PASSAGE:
=-=-=-=-=

Woman operating a drill press at the Honeywell plant in Minneapolis, 1945. Photograph by the Minneapolis Star-Journal.

For women to earn wage income in the 1800s, they first had to overcome the conventional, and often legal, strictures that led to the saying, “a woman’s place is in the home.” In the early twentieth century, technological and economic change—as well as two world wars—transformed the industrial workplace, and much of daily life. In Minnesota and throughout the US, the women’s suffrage movement overlapped with these changes and helped the campaign for economic and social equality, including the right to work.

St. Paul was the head of navigation on the Mississippi River and developed as a wholesale center in the 1860s. To reduce the uncertainties and expense of having merchandise shipped in, a number of companies started to make more of their stock locally. Shortly after its establishment in 1861, the wholesale dry goods house Auerbach, Finch, Van Slyck and Co. created a manufacturing department with over five hundred “girls” operating sewing machines powered by steam. They made from 4,000 to 6,000 oat and bran sacks and export bags daily, as well as tarpaulins, wagon covers, awnings, tents, and underwear. The women were almost all young and single; most had acquired sewing skills in their homes and needed little additional training. A visitor remarked in the 1860s that the scene reminded him of New England cotton mills, which had employed women since the 1810s.

Another successful wholesale dry goods store, Lindeke, Warner and Schurmeier’s, opened in 1878 to offer a full range of merchandise. On the top floor, 125 women sewed tents, awnings, tarpaulins, cottonade pants, and outfits for miners and lumbermen. The sewing machines were arranged in long rows powered by a line shaft.

=-=-=-=-=

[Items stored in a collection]
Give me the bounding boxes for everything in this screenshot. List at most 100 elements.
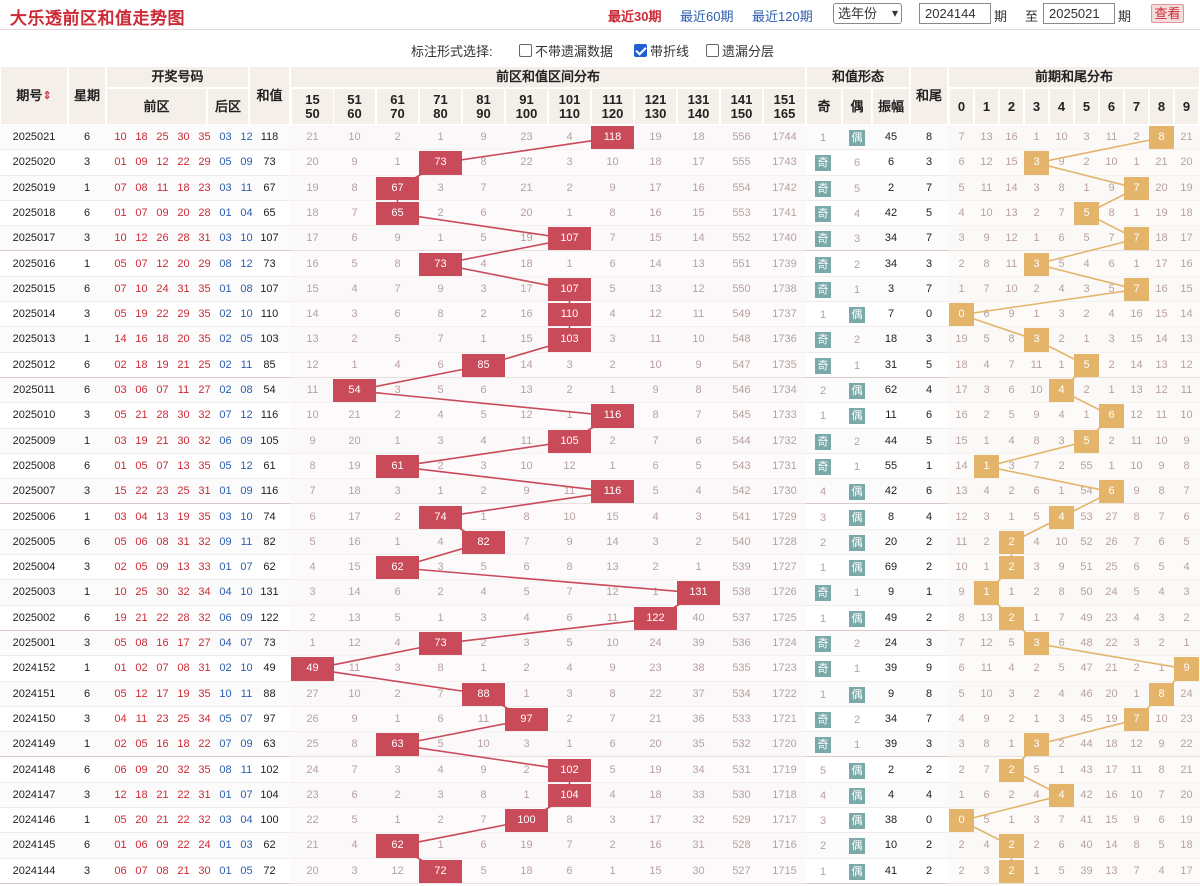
tail-hit: 4 bbox=[1049, 379, 1074, 403]
odd-cell: 1 bbox=[819, 410, 827, 423]
recent-120-link[interactable]: 最近120期 bbox=[752, 9, 813, 24]
odd-cell: 奇 bbox=[815, 636, 831, 652]
tail-omission: 1 bbox=[1058, 485, 1065, 498]
to-issue-input[interactable]: 2025021 bbox=[1043, 3, 1115, 24]
omission-cell: 545 bbox=[732, 409, 751, 422]
omission-cell: 4 bbox=[394, 637, 401, 649]
tail-omission: 19 bbox=[1180, 814, 1193, 827]
omission-cell: 6 bbox=[566, 611, 573, 624]
front-ball: 30 bbox=[177, 131, 190, 143]
omission-cell: 14 bbox=[606, 535, 619, 548]
range-high: 130 bbox=[644, 105, 667, 121]
omission-cell: 3 bbox=[309, 586, 316, 599]
omission-cell: 6 bbox=[609, 738, 616, 751]
omission-cell: 1 bbox=[394, 712, 401, 725]
omission-cell: 1731 bbox=[772, 459, 797, 472]
omission-cell: 3 bbox=[566, 156, 573, 169]
omission-cell: 1735 bbox=[772, 358, 797, 371]
omission-cell: 14 bbox=[520, 358, 533, 371]
front-ball: 20 bbox=[177, 257, 190, 270]
amp-cell: 34 bbox=[884, 712, 898, 725]
omission-cell: 546 bbox=[732, 384, 751, 396]
omission-cell: 1 bbox=[609, 384, 616, 396]
tail-omission: 20 bbox=[1180, 156, 1193, 169]
tail-omission: 10 bbox=[1155, 434, 1168, 447]
option-with-line[interactable]: 带折线 bbox=[634, 41, 689, 60]
tail-omission: 1 bbox=[1133, 257, 1140, 270]
checkbox-icon[interactable] bbox=[706, 44, 719, 57]
recent-60-link[interactable]: 最近60期 bbox=[680, 9, 734, 24]
tail-omission: 4 bbox=[983, 358, 990, 371]
col-odd: 奇 bbox=[806, 88, 842, 125]
omission-cell: 10 bbox=[606, 637, 619, 649]
tail-omission: 13 bbox=[980, 611, 993, 624]
tail-hit: 3 bbox=[1024, 328, 1049, 352]
tail-omission: 1 bbox=[958, 282, 965, 295]
tail-cell: 6 bbox=[925, 409, 933, 422]
omission-cell: 2 bbox=[695, 535, 702, 548]
query-button[interactable]: 查看 bbox=[1151, 4, 1184, 23]
omission-cell: 3 bbox=[480, 611, 487, 624]
checkbox-checked-icon[interactable] bbox=[634, 44, 647, 57]
omission-cell: 3 bbox=[523, 637, 530, 649]
odd-cell: 1 bbox=[819, 562, 827, 575]
sort-icon[interactable]: ⇕ bbox=[42, 89, 52, 102]
tail-omission: 6 bbox=[983, 308, 990, 321]
recent-30-link[interactable]: 最近30期 bbox=[608, 9, 662, 24]
tail-omission: 2 bbox=[958, 257, 965, 270]
range-header: 111 120 bbox=[591, 88, 634, 125]
tail-omission: 2 bbox=[1083, 156, 1090, 169]
tail-omission: 1 bbox=[1133, 156, 1140, 169]
trend-table: 期号 ⇕ 星期 开奖号码 前区 后区 和值 前区和值区间分布 15 50 51 60 61 70 71 80 8… bbox=[0, 66, 1200, 886]
sum-cell: 82 bbox=[263, 535, 276, 548]
option-no-omission[interactable]: 不带遗漏数据 bbox=[519, 41, 613, 60]
omission-cell: 2 bbox=[652, 561, 659, 574]
omission-cell: 17 bbox=[692, 156, 705, 169]
amp-cell: 11 bbox=[885, 409, 897, 422]
front-ball: 21 bbox=[177, 864, 190, 877]
tail-omission: 2 bbox=[1133, 131, 1140, 143]
omission-cell: 23 bbox=[520, 131, 533, 143]
range-header: 91 100 bbox=[505, 88, 548, 125]
issue-cell: 2025013 bbox=[12, 333, 56, 346]
chevron-down-icon: ▾ bbox=[891, 6, 898, 20]
issue-cell: 2025018 bbox=[12, 206, 56, 219]
tail-omission: 2 bbox=[1033, 586, 1040, 599]
omission-cell: 6 bbox=[652, 459, 659, 472]
tail-omission: 51 bbox=[1080, 561, 1093, 574]
tail-omission: 3 bbox=[983, 864, 990, 877]
omission-cell: 25 bbox=[306, 738, 319, 751]
omission-cell: 31 bbox=[692, 839, 705, 852]
from-issue-input[interactable]: 2024144 bbox=[919, 3, 991, 24]
tail-omission: 4 bbox=[1183, 561, 1190, 574]
omission-cell: 2 bbox=[609, 839, 616, 852]
tail-omission: 21 bbox=[1180, 131, 1193, 143]
even-cell: 偶 bbox=[849, 484, 865, 501]
tail-cell: 4 bbox=[925, 384, 933, 396]
tail-cell: 9 bbox=[925, 662, 933, 675]
back-ball: 10 bbox=[240, 586, 253, 599]
front-ball: 22 bbox=[177, 839, 190, 852]
omission-cell: 1 bbox=[437, 232, 444, 245]
tail-cell: 2 bbox=[925, 561, 933, 574]
back-ball: 07 bbox=[240, 561, 253, 574]
omission-cell: 5 bbox=[652, 485, 659, 498]
back-ball: 01 bbox=[219, 864, 232, 877]
tail-cell: 3 bbox=[925, 333, 933, 346]
tail-omission: 9 bbox=[1008, 308, 1015, 321]
range-high: 60 bbox=[347, 105, 362, 121]
year-select[interactable]: 选年份 ▾ bbox=[833, 3, 902, 24]
odd-cell: 4 bbox=[819, 789, 827, 802]
omission-cell: 21 bbox=[306, 131, 319, 143]
front-ball: 05 bbox=[114, 257, 127, 270]
option-omission-layer[interactable]: 遗漏分层 bbox=[706, 41, 774, 60]
tail-cell: 7 bbox=[925, 282, 933, 295]
tail-omission: 8 bbox=[1133, 839, 1140, 852]
tail-omission: 8 bbox=[1058, 586, 1065, 599]
tail-omission: 16 bbox=[1005, 131, 1018, 143]
even-cell: 偶 bbox=[849, 560, 865, 577]
front-ball: 21 bbox=[135, 409, 148, 422]
tail-hit: 2 bbox=[999, 556, 1024, 580]
tail-omission: 4 bbox=[983, 485, 990, 498]
checkbox-icon[interactable] bbox=[519, 44, 532, 57]
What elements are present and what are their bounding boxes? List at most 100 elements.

=-=-=-=-=

Transcribe, word for word, the part of the passage on women's wage work in Minnesota that begins at the words "Woman operating a" and stops after the words "right to work.".

EXERCISE OUTPUT:
Woman operating a drill press at the Honeywell plant in Minneapolis, 1945. Photograph by the Minneapolis Star-Journal.

For women to earn wage income in the 1800s, they first had to overcome the conventional, and often legal, strictures that led to the saying, “a woman’s place is in the home.” In the early twentieth century, technological and economic change—as well as two world wars—transformed the industrial workplace, and much of daily life. In Minnesota and throughout the US, the women’s suffrage movement overlapped with these changes and helped the campaign for economic and social equality, including the right to work.